═══ Entries ═══

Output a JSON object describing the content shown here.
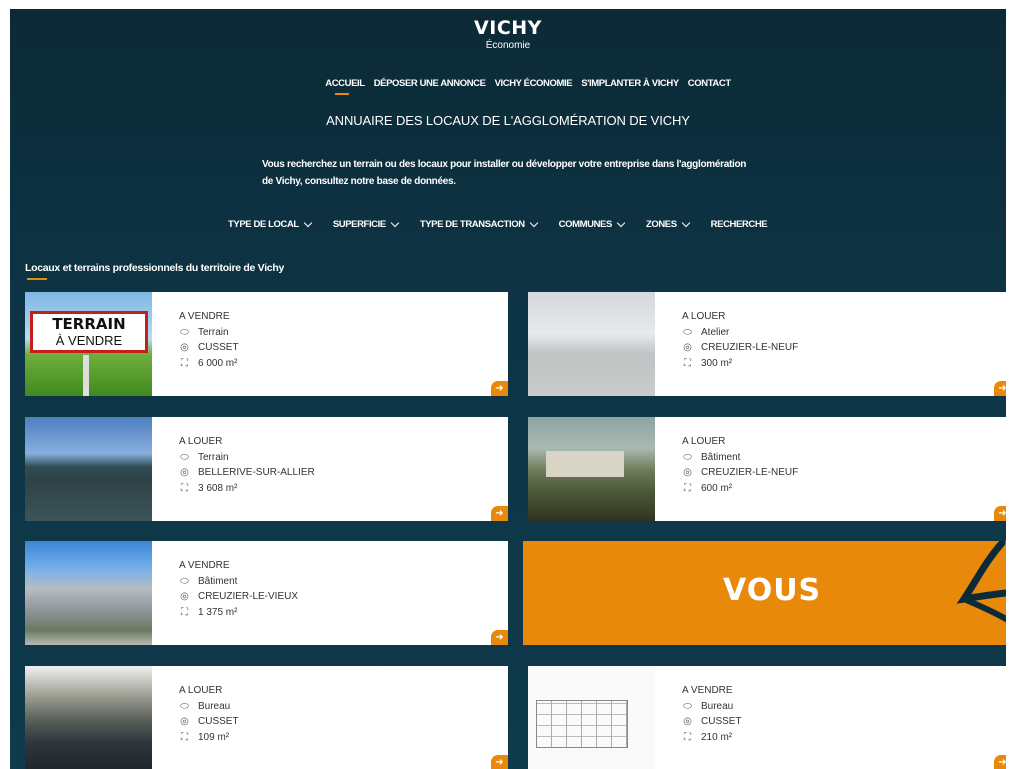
{
  "header": {
    "logo_title": "VICHY",
    "logo_subtitle": "Économie"
  },
  "nav": {
    "items": [
      {
        "label": "ACCUEIL",
        "active": true
      },
      {
        "label": "DÉPOSER UNE ANNONCE",
        "active": false
      },
      {
        "label": "VICHY ÉCONOMIE",
        "active": false
      },
      {
        "label": "S'IMPLANTER À VICHY",
        "active": false
      },
      {
        "label": "CONTACT",
        "active": false
      }
    ]
  },
  "page_title": "ANNUAIRE DES LOCAUX DE L'AGGLOMÉRATION DE VICHY",
  "intro": {
    "line1": "Vous recherchez un terrain ou des locaux pour installer ou développer votre entreprise dans l'agglomération",
    "line2": "de Vichy, consultez notre base de données."
  },
  "filters": [
    {
      "label": "TYPE DE LOCAL",
      "dropdown": true
    },
    {
      "label": "SUPERFICIE",
      "dropdown": true
    },
    {
      "label": "TYPE DE TRANSACTION",
      "dropdown": true
    },
    {
      "label": "COMMUNES",
      "dropdown": true
    },
    {
      "label": "ZONES",
      "dropdown": true
    },
    {
      "label": "RECHERCHE",
      "dropdown": false
    }
  ],
  "section_title": "Locaux et terrains professionnels du territoire de Vichy",
  "listings": [
    {
      "transaction": "A VENDRE",
      "type": "Terrain",
      "commune": "CUSSET",
      "surface": "6 000 m²",
      "photo": "terrain-sign",
      "sign_line1": "TERRAIN",
      "sign_line2": "À VENDRE"
    },
    {
      "transaction": "A LOUER",
      "type": "Atelier",
      "commune": "CREUZIER-LE-NEUF",
      "surface": "300 m²",
      "photo": "atelier"
    },
    {
      "transaction": "A LOUER",
      "type": "Terrain",
      "commune": "BELLERIVE-SUR-ALLIER",
      "surface": "3 608 m²",
      "photo": "terrain-lac"
    },
    {
      "transaction": "A LOUER",
      "type": "Bâtiment",
      "commune": "CREUZIER-LE-NEUF",
      "surface": "600 m²",
      "photo": "batiment"
    },
    {
      "transaction": "A VENDRE",
      "type": "Bâtiment",
      "commune": "CREUZIER-LE-VIEUX",
      "surface": "1 375 m²",
      "photo": "batiment"
    },
    {
      "transaction": "A LOUER",
      "type": "Bureau",
      "commune": "CUSSET",
      "surface": "109 m²",
      "photo": "bureau"
    },
    {
      "transaction": "A VENDRE",
      "type": "Bureau",
      "commune": "CUSSET",
      "surface": "210 m²",
      "photo": "plan"
    }
  ],
  "promo": {
    "text": "VOUS"
  },
  "icons": {
    "type": "tag-icon",
    "commune": "location-pin-icon",
    "surface": "area-expand-icon",
    "arrow": "arrow-right-icon",
    "chevron": "chevron-down-icon"
  },
  "colors": {
    "background": "#0d3445",
    "accent": "#e8890c",
    "card": "#ffffff"
  }
}
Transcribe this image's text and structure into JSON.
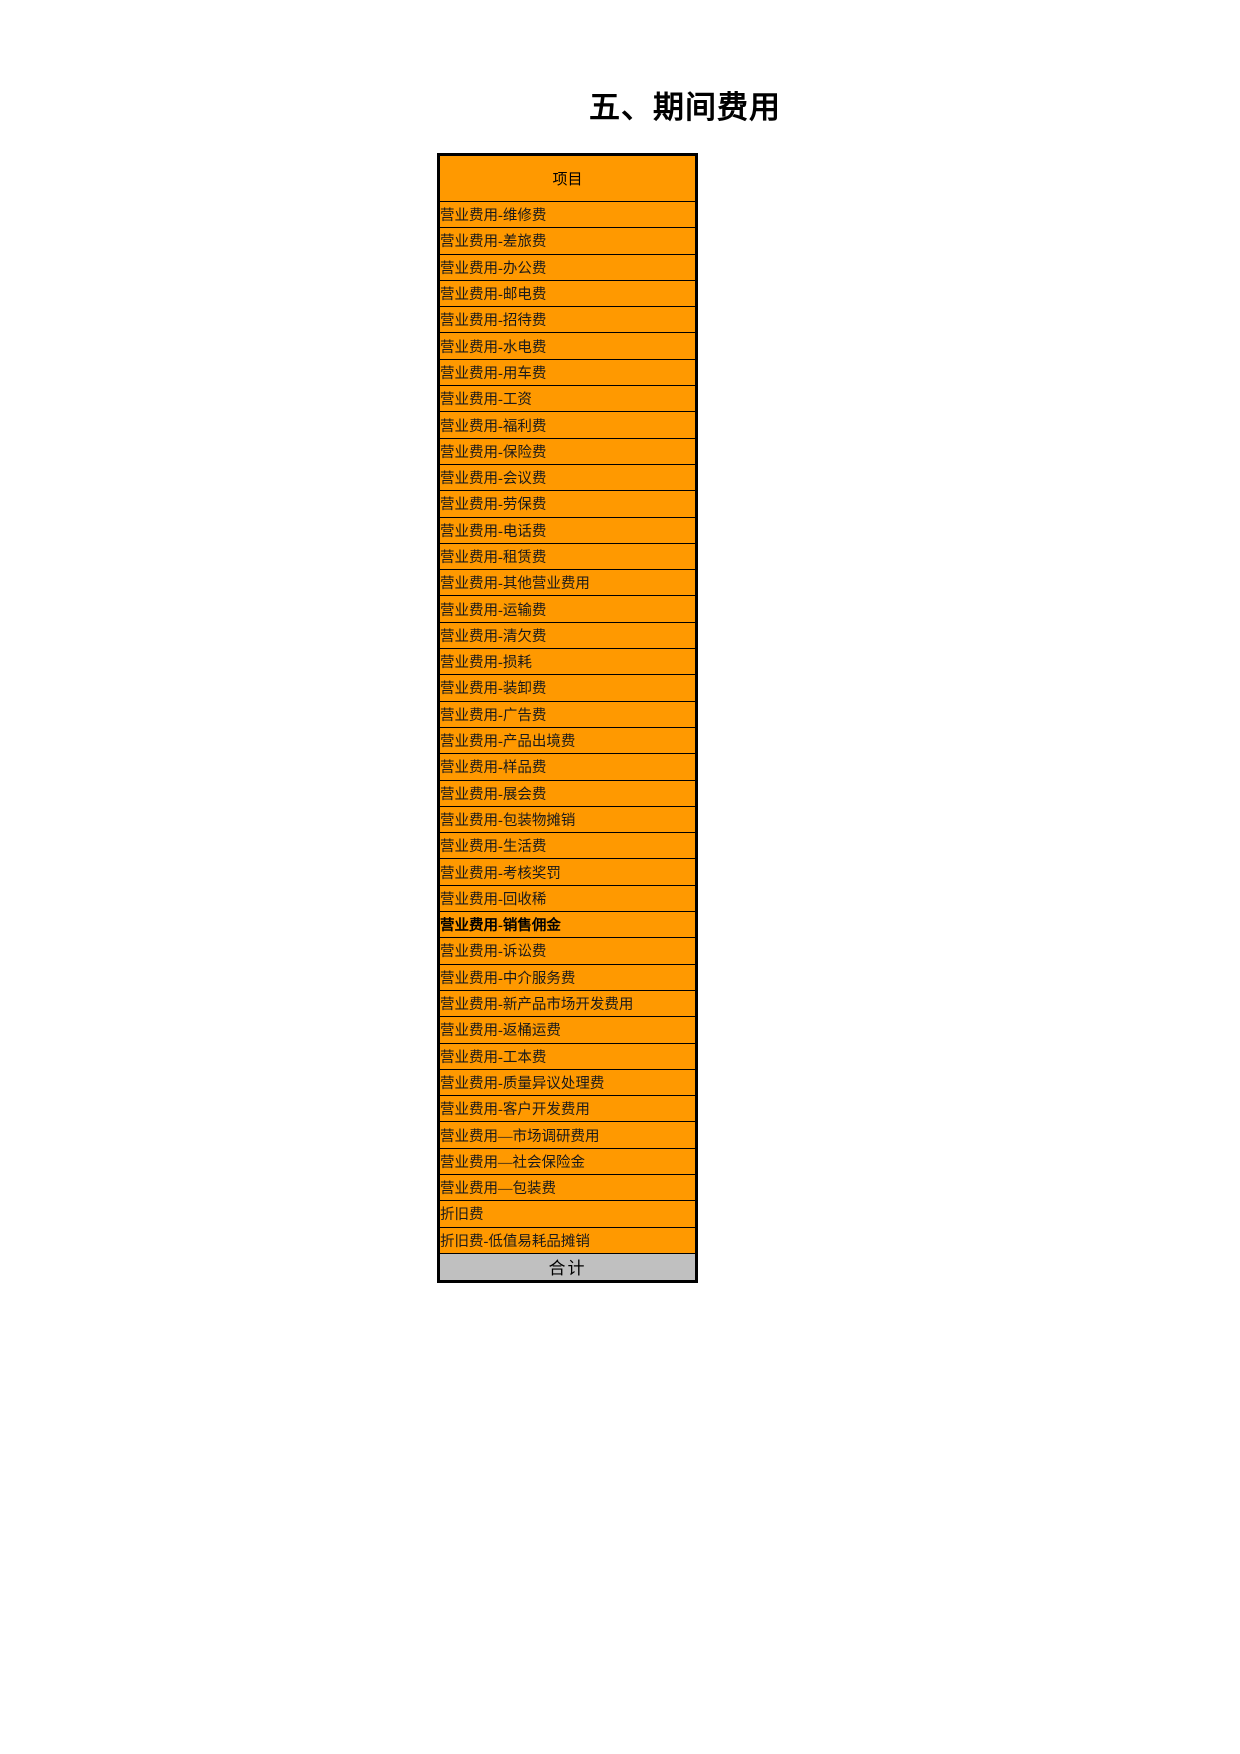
{
  "document": {
    "title": "五、期间费用"
  },
  "table": {
    "header": "项目",
    "total_label": "合计",
    "colors": {
      "row_background": "#FF9900",
      "total_background": "#C0C0C0",
      "border": "#000000",
      "text": "#000000"
    },
    "rows": [
      {
        "label": "营业费用-维修费",
        "bold": false
      },
      {
        "label": "营业费用-差旅费",
        "bold": false
      },
      {
        "label": "营业费用-办公费",
        "bold": false
      },
      {
        "label": "营业费用-邮电费",
        "bold": false
      },
      {
        "label": "营业费用-招待费",
        "bold": false
      },
      {
        "label": "营业费用-水电费",
        "bold": false
      },
      {
        "label": "营业费用-用车费",
        "bold": false
      },
      {
        "label": "营业费用-工资",
        "bold": false
      },
      {
        "label": "营业费用-福利费",
        "bold": false
      },
      {
        "label": "营业费用-保险费",
        "bold": false
      },
      {
        "label": "营业费用-会议费",
        "bold": false
      },
      {
        "label": "营业费用-劳保费",
        "bold": false
      },
      {
        "label": "营业费用-电话费",
        "bold": false
      },
      {
        "label": "营业费用-租赁费",
        "bold": false
      },
      {
        "label": "营业费用-其他营业费用",
        "bold": false
      },
      {
        "label": "营业费用-运输费",
        "bold": false
      },
      {
        "label": "营业费用-清欠费",
        "bold": false
      },
      {
        "label": "营业费用-损耗",
        "bold": false
      },
      {
        "label": "营业费用-装卸费",
        "bold": false
      },
      {
        "label": "营业费用-广告费",
        "bold": false
      },
      {
        "label": "营业费用-产品出境费",
        "bold": false
      },
      {
        "label": "营业费用-样品费",
        "bold": false
      },
      {
        "label": "营业费用-展会费",
        "bold": false
      },
      {
        "label": "营业费用-包装物摊销",
        "bold": false
      },
      {
        "label": "营业费用-生活费",
        "bold": false
      },
      {
        "label": "营业费用-考核奖罚",
        "bold": false
      },
      {
        "label": "营业费用-回收稀",
        "bold": false
      },
      {
        "label": "营业费用-销售佣金",
        "bold": true
      },
      {
        "label": "营业费用-诉讼费",
        "bold": false
      },
      {
        "label": "营业费用-中介服务费",
        "bold": false
      },
      {
        "label": "营业费用-新产品市场开发费用",
        "bold": false
      },
      {
        "label": "营业费用-返桶运费",
        "bold": false
      },
      {
        "label": "营业费用-工本费",
        "bold": false
      },
      {
        "label": "营业费用-质量异议处理费",
        "bold": false
      },
      {
        "label": "营业费用-客户开发费用",
        "bold": false
      },
      {
        "label": "营业费用—市场调研费用",
        "bold": false
      },
      {
        "label": "营业费用—社会保险金",
        "bold": false
      },
      {
        "label": "营业费用—包装费",
        "bold": false
      },
      {
        "label": "折旧费",
        "bold": false
      },
      {
        "label": "折旧费-低值易耗品摊销",
        "bold": false
      }
    ]
  }
}
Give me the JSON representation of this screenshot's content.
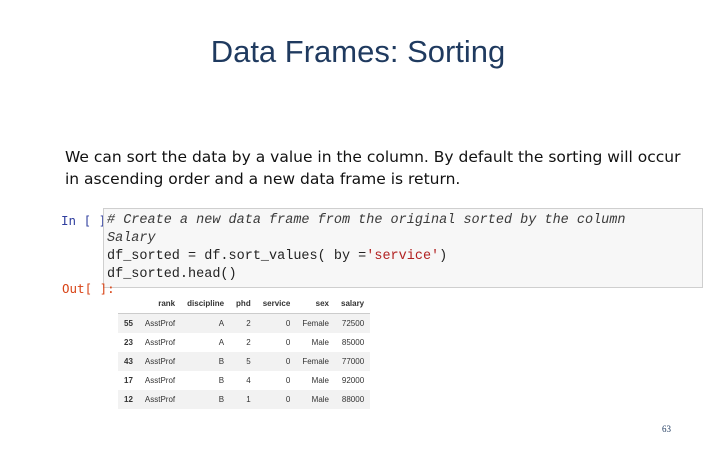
{
  "slide": {
    "title": "Data Frames: Sorting",
    "description": "We can sort the data by a value in the column. By default the sorting will occur in ascending order and a new data frame is return.",
    "page_number": "63"
  },
  "notebook": {
    "in_prompt": "In [ ]:",
    "out_prompt": "Out[ ]:",
    "code": {
      "comment_line1": "# Create a new data frame from the original sorted by the column",
      "comment_line2": "Salary",
      "line3_pre": "df_sorted = df.sort_values( by =",
      "line3_str": "'service'",
      "line3_post": ")",
      "line4": "df_sorted.head()"
    }
  },
  "dataframe": {
    "columns": [
      "",
      "rank",
      "discipline",
      "phd",
      "service",
      "sex",
      "salary"
    ],
    "rows": [
      [
        "55",
        "AsstProf",
        "A",
        "2",
        "0",
        "Female",
        "72500"
      ],
      [
        "23",
        "AsstProf",
        "A",
        "2",
        "0",
        "Male",
        "85000"
      ],
      [
        "43",
        "AsstProf",
        "B",
        "5",
        "0",
        "Female",
        "77000"
      ],
      [
        "17",
        "AsstProf",
        "B",
        "4",
        "0",
        "Male",
        "92000"
      ],
      [
        "12",
        "AsstProf",
        "B",
        "1",
        "0",
        "Male",
        "88000"
      ]
    ]
  }
}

═══

◆ What is asked
Pictures in the records above are not copied; print everything else exactly.

◆ Problem solution
Output a JSON object describing the content shown here.
{
  "header": {
    "logo_title": "VICHY",
    "logo_subtitle": "Économie"
  },
  "nav": {
    "items": [
      {
        "label": "ACCUEIL",
        "active": true
      },
      {
        "label": "DÉPOSER UNE ANNONCE",
        "active": false
      },
      {
        "label": "VICHY ÉCONOMIE",
        "active": false
      },
      {
        "label": "S'IMPLANTER À VICHY",
        "active": false
      },
      {
        "label": "CONTACT",
        "active": false
      }
    ]
  },
  "page_title": "ANNUAIRE DES LOCAUX DE L'AGGLOMÉRATION DE VICHY",
  "intro": {
    "line1": "Vous recherchez un terrain ou des locaux pour installer ou développer votre entreprise dans l'agglomération",
    "line2": "de Vichy, consultez notre base de données."
  },
  "filters": [
    {
      "label": "TYPE DE LOCAL",
      "dropdown": true
    },
    {
      "label": "SUPERFICIE",
      "dropdown": true
    },
    {
      "label": "TYPE DE TRANSACTION",
      "dropdown": true
    },
    {
      "label": "COMMUNES",
      "dropdown": true
    },
    {
      "label": "ZONES",
      "dropdown": true
    },
    {
      "label": "RECHERCHE",
      "dropdown": false
    }
  ],
  "section_title": "Locaux et terrains professionnels du territoire de Vichy",
  "listings": [
    {
      "transaction": "A VENDRE",
      "type": "Terrain",
      "commune": "CUSSET",
      "surface": "6 000 m²",
      "photo": "terrain-sign",
      "sign_line1": "TERRAIN",
      "sign_line2": "À VENDRE"
    },
    {
      "transaction": "A LOUER",
      "type": "Atelier",
      "commune": "CREUZIER-LE-NEUF",
      "surface": "300 m²",
      "photo": "atelier"
    },
    {
      "transaction": "A LOUER",
      "type": "Terrain",
      "commune": "BELLERIVE-SUR-ALLIER",
      "surface": "3 608 m²",
      "photo": "terrain-lac"
    },
    {
      "transaction": "A LOUER",
      "type": "Bâtiment",
      "commune": "CREUZIER-LE-NEUF",
      "surface": "600 m²",
      "photo": "batiment"
    },
    {
      "transaction": "A VENDRE",
      "type": "Bâtiment",
      "commune": "CREUZIER-LE-VIEUX",
      "surface": "1 375 m²",
      "photo": "batiment"
    },
    {
      "transaction": "A LOUER",
      "type": "Bureau",
      "commune": "CUSSET",
      "surface": "109 m²",
      "photo": "bureau"
    },
    {
      "transaction": "A VENDRE",
      "type": "Bureau",
      "commune": "CUSSET",
      "surface": "210 m²",
      "photo": "plan"
    }
  ],
  "promo": {
    "text": "VOUS"
  },
  "icons": {
    "type": "tag-icon",
    "commune": "location-pin-icon",
    "surface": "area-expand-icon",
    "arrow": "arrow-right-icon",
    "chevron": "chevron-down-icon"
  },
  "colors": {
    "background": "#0d3445",
    "accent": "#e8890c",
    "card": "#ffffff"
  }
}
Transcribe this image's text and structure into JSON.
{
  "document": {
    "title": "五、期间费用"
  },
  "table": {
    "header": "项目",
    "total_label": "合计",
    "colors": {
      "row_background": "#FF9900",
      "total_background": "#C0C0C0",
      "border": "#000000",
      "text": "#000000"
    },
    "rows": [
      {
        "label": "营业费用-维修费",
        "bold": false
      },
      {
        "label": "营业费用-差旅费",
        "bold": false
      },
      {
        "label": "营业费用-办公费",
        "bold": false
      },
      {
        "label": "营业费用-邮电费",
        "bold": false
      },
      {
        "label": "营业费用-招待费",
        "bold": false
      },
      {
        "label": "营业费用-水电费",
        "bold": false
      },
      {
        "label": "营业费用-用车费",
        "bold": false
      },
      {
        "label": "营业费用-工资",
        "bold": false
      },
      {
        "label": "营业费用-福利费",
        "bold": false
      },
      {
        "label": "营业费用-保险费",
        "bold": false
      },
      {
        "label": "营业费用-会议费",
        "bold": false
      },
      {
        "label": "营业费用-劳保费",
        "bold": false
      },
      {
        "label": "营业费用-电话费",
        "bold": false
      },
      {
        "label": "营业费用-租赁费",
        "bold": false
      },
      {
        "label": "营业费用-其他营业费用",
        "bold": false
      },
      {
        "label": "营业费用-运输费",
        "bold": false
      },
      {
        "label": "营业费用-清欠费",
        "bold": false
      },
      {
        "label": "营业费用-损耗",
        "bold": false
      },
      {
        "label": "营业费用-装卸费",
        "bold": false
      },
      {
        "label": "营业费用-广告费",
        "bold": false
      },
      {
        "label": "营业费用-产品出境费",
        "bold": false
      },
      {
        "label": "营业费用-样品费",
        "bold": false
      },
      {
        "label": "营业费用-展会费",
        "bold": false
      },
      {
        "label": "营业费用-包装物摊销",
        "bold": false
      },
      {
        "label": "营业费用-生活费",
        "bold": false
      },
      {
        "label": "营业费用-考核奖罚",
        "bold": false
      },
      {
        "label": "营业费用-回收稀",
        "bold": false
      },
      {
        "label": "营业费用-销售佣金",
        "bold": true
      },
      {
        "label": "营业费用-诉讼费",
        "bold": false
      },
      {
        "label": "营业费用-中介服务费",
        "bold": false
      },
      {
        "label": "营业费用-新产品市场开发费用",
        "bold": false
      },
      {
        "label": "营业费用-返桶运费",
        "bold": false
      },
      {
        "label": "营业费用-工本费",
        "bold": false
      },
      {
        "label": "营业费用-质量异议处理费",
        "bold": false
      },
      {
        "label": "营业费用-客户开发费用",
        "bold": false
      },
      {
        "label": "营业费用—市场调研费用",
        "bold": false
      },
      {
        "label": "营业费用—社会保险金",
        "bold": false
      },
      {
        "label": "营业费用—包装费",
        "bold": false
      },
      {
        "label": "折旧费",
        "bold": false
      },
      {
        "label": "折旧费-低值易耗品摊销",
        "bold": false
      }
    ]
  }
}
Give me the JSON representation of this screenshot's content.
{
  "slide": {
    "title": "Data Frames: Sorting",
    "description": "We can sort the data by a value in the column. By default the sorting will occur in ascending order and a new data frame is return.",
    "page_number": "63"
  },
  "notebook": {
    "in_prompt": "In [ ]:",
    "out_prompt": "Out[ ]:",
    "code": {
      "comment_line1": "# Create a new data frame from the original sorted by the column",
      "comment_line2": "Salary",
      "line3_pre": "df_sorted = df.sort_values( by =",
      "line3_str": "'service'",
      "line3_post": ")",
      "line4": "df_sorted.head()"
    }
  },
  "dataframe": {
    "columns": [
      "",
      "rank",
      "discipline",
      "phd",
      "service",
      "sex",
      "salary"
    ],
    "rows": [
      [
        "55",
        "AsstProf",
        "A",
        "2",
        "0",
        "Female",
        "72500"
      ],
      [
        "23",
        "AsstProf",
        "A",
        "2",
        "0",
        "Male",
        "85000"
      ],
      [
        "43",
        "AsstProf",
        "B",
        "5",
        "0",
        "Female",
        "77000"
      ],
      [
        "17",
        "AsstProf",
        "B",
        "4",
        "0",
        "Male",
        "92000"
      ],
      [
        "12",
        "AsstProf",
        "B",
        "1",
        "0",
        "Male",
        "88000"
      ]
    ]
  }
}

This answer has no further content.